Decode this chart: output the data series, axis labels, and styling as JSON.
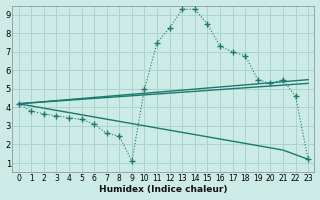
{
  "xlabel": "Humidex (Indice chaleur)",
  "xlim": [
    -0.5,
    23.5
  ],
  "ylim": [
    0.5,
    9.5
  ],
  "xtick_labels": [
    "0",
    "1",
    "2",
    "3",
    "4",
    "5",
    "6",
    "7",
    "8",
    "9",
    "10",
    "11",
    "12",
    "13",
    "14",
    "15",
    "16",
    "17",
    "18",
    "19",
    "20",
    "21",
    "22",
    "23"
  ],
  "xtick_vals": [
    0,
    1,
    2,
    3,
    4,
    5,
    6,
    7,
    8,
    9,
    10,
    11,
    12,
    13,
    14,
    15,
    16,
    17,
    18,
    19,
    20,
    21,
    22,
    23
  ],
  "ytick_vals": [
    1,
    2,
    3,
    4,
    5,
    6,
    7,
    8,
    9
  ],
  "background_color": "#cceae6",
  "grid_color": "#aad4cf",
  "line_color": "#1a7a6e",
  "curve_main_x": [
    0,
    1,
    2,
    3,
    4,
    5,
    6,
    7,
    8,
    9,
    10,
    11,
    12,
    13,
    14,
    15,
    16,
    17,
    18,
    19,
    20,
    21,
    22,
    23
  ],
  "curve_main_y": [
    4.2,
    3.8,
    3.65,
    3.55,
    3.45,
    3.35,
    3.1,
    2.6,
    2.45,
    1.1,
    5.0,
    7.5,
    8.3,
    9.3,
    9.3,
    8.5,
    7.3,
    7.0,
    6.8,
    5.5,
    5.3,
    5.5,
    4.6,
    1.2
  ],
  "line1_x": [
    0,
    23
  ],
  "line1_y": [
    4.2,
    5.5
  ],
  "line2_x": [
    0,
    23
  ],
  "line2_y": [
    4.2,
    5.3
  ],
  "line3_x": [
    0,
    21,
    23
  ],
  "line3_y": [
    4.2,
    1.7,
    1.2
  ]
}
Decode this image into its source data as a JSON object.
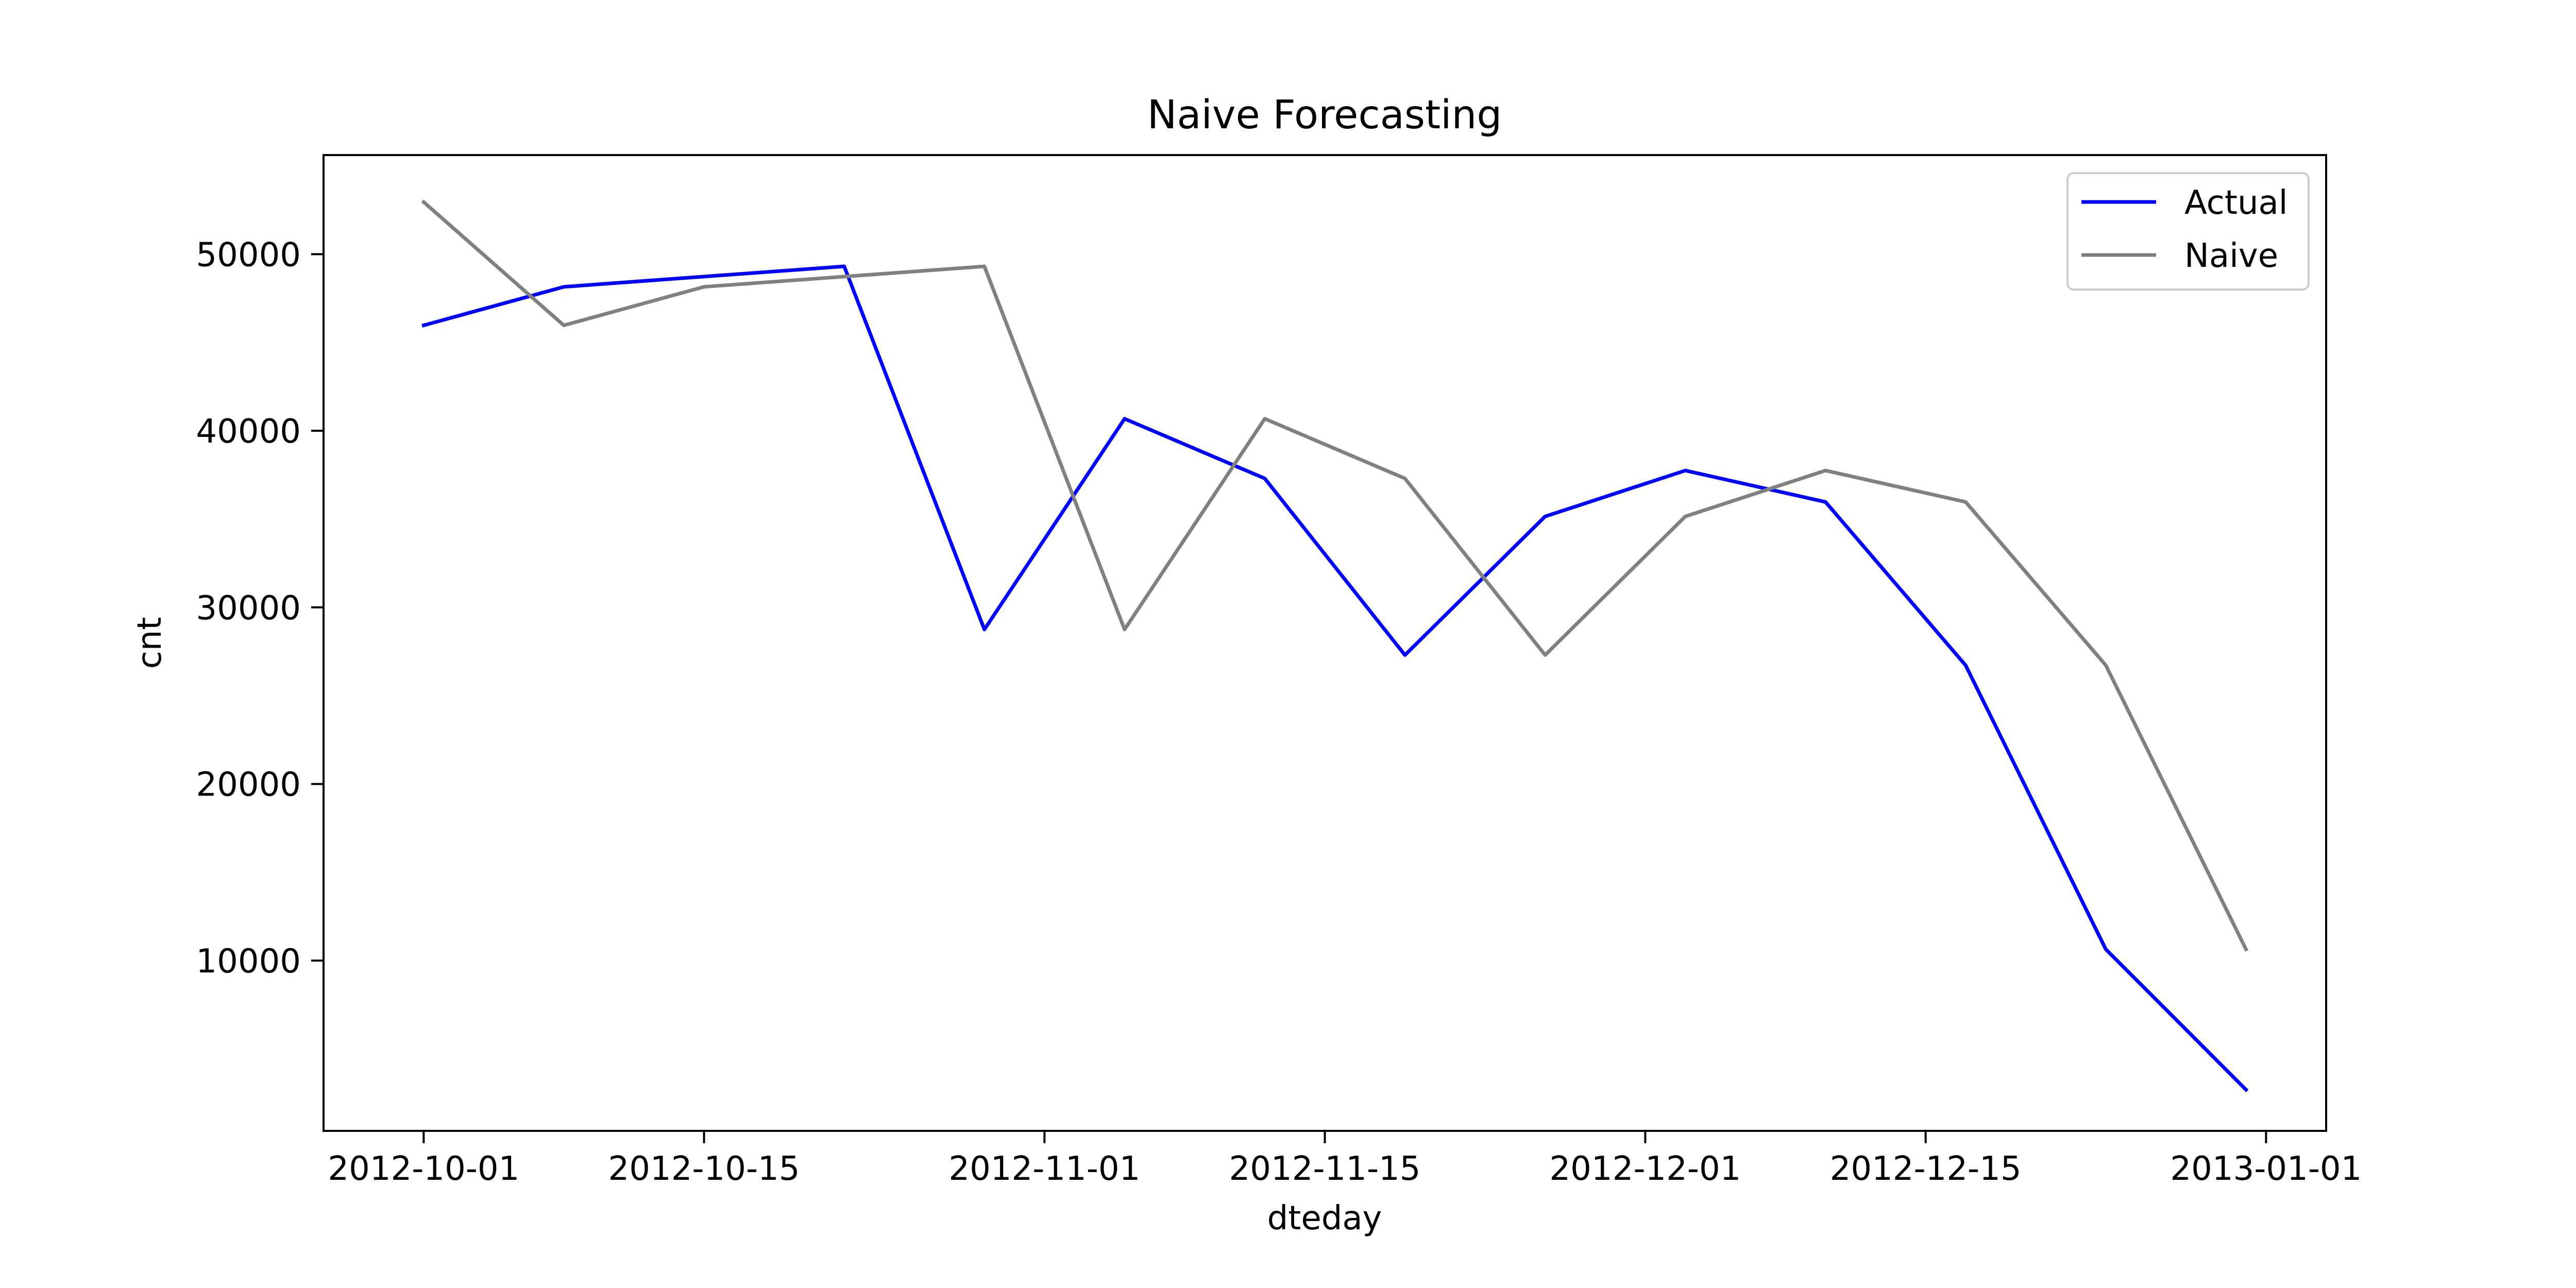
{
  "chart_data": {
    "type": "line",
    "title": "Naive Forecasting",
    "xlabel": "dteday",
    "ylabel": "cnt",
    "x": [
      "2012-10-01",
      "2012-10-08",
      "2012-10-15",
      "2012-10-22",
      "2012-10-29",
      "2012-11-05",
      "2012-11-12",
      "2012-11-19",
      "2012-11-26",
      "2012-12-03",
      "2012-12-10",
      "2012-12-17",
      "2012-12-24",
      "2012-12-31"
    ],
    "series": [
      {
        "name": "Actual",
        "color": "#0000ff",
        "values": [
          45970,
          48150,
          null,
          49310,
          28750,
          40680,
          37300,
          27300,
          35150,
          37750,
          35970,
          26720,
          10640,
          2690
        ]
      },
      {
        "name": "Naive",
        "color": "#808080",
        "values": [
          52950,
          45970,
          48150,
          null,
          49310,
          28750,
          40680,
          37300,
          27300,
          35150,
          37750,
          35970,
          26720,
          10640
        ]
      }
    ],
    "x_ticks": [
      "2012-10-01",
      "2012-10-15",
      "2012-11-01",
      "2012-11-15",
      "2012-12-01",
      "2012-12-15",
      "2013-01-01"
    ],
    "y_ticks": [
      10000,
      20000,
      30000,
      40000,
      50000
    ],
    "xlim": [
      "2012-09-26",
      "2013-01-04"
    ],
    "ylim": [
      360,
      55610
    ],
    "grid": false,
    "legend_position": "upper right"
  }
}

▸ Task requirements: Check every line of the entries above for the word "series" and report how many lines contain it, giving the number only.

▸ Final answer: 2